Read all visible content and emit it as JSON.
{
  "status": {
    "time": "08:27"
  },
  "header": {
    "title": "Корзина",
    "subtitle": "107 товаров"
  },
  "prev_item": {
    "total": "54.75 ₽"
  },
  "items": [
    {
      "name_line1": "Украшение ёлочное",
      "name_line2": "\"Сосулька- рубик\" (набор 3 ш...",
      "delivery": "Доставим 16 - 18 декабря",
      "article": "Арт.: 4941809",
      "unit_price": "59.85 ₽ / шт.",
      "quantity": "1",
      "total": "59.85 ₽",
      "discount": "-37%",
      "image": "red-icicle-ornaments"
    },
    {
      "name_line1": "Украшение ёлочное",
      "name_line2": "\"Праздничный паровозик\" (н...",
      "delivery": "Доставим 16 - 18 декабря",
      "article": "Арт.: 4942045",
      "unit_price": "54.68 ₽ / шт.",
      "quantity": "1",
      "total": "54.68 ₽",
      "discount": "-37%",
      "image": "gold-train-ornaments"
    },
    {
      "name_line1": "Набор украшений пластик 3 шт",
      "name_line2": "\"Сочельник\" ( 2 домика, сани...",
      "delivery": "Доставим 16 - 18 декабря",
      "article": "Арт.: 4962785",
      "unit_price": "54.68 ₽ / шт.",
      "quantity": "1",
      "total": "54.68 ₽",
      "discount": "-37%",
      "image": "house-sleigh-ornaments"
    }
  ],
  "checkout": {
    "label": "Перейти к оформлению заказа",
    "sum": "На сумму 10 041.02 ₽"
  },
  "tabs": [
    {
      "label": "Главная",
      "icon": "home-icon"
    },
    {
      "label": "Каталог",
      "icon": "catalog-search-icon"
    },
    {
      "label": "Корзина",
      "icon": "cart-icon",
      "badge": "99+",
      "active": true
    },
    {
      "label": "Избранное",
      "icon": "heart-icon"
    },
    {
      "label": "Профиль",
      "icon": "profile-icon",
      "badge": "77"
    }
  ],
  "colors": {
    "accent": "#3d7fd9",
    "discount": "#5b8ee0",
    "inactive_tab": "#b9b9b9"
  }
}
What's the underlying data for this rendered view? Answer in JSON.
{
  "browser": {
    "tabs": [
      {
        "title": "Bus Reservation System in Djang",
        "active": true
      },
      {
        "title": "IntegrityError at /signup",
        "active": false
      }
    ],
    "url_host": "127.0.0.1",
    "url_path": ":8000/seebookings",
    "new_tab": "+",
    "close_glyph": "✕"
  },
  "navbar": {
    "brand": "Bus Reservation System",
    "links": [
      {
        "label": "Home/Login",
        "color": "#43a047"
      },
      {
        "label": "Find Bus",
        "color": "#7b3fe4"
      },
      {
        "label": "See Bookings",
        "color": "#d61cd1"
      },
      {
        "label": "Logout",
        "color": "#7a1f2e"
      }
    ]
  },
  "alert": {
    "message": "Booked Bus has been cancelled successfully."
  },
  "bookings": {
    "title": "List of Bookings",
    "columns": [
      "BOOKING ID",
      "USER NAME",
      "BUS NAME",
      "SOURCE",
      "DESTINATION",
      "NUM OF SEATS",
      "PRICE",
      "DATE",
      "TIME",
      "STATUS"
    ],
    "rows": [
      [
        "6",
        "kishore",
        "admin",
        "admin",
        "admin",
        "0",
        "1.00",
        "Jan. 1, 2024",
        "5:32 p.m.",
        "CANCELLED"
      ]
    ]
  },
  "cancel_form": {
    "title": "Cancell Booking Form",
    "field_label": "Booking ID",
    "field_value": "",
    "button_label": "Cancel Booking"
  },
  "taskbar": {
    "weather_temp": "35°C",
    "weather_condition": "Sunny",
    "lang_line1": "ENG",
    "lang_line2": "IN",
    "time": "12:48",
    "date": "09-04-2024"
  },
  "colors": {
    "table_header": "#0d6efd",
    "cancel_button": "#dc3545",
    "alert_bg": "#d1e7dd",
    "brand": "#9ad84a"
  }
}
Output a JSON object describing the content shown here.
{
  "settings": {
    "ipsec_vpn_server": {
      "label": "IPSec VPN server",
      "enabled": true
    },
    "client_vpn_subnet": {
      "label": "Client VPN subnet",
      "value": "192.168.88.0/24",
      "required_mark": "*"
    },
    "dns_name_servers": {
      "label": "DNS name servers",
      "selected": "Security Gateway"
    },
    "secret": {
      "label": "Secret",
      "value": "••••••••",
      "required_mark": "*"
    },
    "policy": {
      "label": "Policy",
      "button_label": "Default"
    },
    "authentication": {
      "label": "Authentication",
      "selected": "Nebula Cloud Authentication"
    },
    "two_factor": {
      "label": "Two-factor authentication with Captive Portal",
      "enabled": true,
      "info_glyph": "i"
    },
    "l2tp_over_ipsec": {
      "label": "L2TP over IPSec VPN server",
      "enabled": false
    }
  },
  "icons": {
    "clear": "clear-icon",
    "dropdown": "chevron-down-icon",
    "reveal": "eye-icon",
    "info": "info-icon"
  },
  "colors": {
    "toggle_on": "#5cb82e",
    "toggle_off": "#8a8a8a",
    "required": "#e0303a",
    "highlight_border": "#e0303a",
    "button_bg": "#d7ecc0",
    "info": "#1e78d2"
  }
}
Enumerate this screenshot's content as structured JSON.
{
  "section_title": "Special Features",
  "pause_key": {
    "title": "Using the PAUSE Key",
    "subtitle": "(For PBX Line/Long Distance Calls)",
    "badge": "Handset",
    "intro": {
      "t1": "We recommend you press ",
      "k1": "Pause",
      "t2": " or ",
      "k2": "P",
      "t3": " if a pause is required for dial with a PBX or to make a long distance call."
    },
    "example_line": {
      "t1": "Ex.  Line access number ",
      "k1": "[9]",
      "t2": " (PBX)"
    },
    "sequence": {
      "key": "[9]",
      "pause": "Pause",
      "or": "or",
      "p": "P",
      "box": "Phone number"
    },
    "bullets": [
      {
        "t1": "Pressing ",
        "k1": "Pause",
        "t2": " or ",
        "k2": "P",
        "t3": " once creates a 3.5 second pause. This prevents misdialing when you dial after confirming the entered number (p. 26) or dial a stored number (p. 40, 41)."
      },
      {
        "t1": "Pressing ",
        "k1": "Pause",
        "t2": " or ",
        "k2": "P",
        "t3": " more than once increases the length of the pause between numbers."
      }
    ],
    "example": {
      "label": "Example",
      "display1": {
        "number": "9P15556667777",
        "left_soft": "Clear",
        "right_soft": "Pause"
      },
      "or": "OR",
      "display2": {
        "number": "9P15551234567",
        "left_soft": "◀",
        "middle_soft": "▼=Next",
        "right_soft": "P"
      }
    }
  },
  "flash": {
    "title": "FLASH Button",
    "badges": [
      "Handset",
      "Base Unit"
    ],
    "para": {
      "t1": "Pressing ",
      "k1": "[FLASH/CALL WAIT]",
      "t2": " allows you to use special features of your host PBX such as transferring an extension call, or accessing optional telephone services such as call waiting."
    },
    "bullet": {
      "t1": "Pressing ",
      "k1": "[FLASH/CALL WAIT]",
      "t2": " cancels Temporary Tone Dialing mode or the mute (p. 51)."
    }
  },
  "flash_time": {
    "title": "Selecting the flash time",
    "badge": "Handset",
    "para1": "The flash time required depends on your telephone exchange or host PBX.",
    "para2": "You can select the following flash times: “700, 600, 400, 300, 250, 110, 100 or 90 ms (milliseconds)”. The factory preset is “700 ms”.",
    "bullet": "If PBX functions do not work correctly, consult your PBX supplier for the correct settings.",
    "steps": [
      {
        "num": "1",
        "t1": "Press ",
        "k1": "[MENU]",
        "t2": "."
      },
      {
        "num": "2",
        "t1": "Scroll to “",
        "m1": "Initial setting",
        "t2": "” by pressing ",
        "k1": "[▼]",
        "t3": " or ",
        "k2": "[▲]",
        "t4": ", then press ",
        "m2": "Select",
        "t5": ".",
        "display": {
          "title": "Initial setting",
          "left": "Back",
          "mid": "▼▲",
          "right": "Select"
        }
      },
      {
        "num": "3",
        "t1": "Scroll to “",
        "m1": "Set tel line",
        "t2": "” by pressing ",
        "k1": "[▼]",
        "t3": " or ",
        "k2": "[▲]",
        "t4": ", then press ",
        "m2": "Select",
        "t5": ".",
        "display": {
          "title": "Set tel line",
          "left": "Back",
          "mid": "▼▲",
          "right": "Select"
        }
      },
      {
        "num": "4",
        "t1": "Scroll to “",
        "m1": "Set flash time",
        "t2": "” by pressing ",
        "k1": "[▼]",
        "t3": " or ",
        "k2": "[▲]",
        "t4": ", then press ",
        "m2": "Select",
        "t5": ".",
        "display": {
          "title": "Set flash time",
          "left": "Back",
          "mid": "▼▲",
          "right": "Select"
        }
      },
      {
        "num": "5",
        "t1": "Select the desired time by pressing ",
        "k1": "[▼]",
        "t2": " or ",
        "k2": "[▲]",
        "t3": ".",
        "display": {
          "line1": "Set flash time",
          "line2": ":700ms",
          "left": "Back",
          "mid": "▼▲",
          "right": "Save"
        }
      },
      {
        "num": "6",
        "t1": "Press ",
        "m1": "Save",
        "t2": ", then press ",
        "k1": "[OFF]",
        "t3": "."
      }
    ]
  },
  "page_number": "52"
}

• [WHAT YOU SHOULD DO]: Look for lines containing the string "ornaments" and copy them all.

• [TASK OUTPUT]:
      "image": "red-icicle-ornaments"
      "image": "gold-train-ornaments"
      "image": "house-sleigh-ornaments"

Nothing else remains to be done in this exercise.